Stored records:
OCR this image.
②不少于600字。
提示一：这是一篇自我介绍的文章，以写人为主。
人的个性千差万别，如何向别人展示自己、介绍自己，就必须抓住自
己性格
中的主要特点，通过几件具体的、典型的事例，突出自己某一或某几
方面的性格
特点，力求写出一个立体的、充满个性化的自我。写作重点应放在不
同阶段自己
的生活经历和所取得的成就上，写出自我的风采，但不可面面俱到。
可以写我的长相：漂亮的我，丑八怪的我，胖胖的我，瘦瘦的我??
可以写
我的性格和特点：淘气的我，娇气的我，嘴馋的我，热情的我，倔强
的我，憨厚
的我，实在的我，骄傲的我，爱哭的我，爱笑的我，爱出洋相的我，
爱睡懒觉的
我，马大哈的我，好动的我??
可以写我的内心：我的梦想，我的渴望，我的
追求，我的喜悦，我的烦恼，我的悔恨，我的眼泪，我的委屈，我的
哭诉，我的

> [Work to complete]
Repeat every record, keeping each word and mark exactly as it is.

> [Task output]
OCR this image.
②不少于600字。
提示一：这是一篇自我介绍的文章，以写人为主。
人的个性千差万别，如何向别人展示自己、介绍自己，就必须抓住自
己性格
中的主要特点，通过几件具体的、典型的事例，突出自己某一或某几
方面的性格
特点，力求写出一个立体的、充满个性化的自我。写作重点应放在不
同阶段自己
的生活经历和所取得的成就上，写出自我的风采，但不可面面俱到。
可以写我的长相：漂亮的我，丑八怪的我，胖胖的我，瘦瘦的我??
可以写
我的性格和特点：淘气的我，娇气的我，嘴馋的我，热情的我，倔强
的我，憨厚
的我，实在的我，骄傲的我，爱哭的我，爱笑的我，爱出洋相的我，
爱睡懒觉的
我，马大哈的我，好动的我??
可以写我的内心：我的梦想，我的渴望，我的
追求，我的喜悦，我的烦恼，我的悔恨，我的眼泪，我的委屈，我的
哭诉，我的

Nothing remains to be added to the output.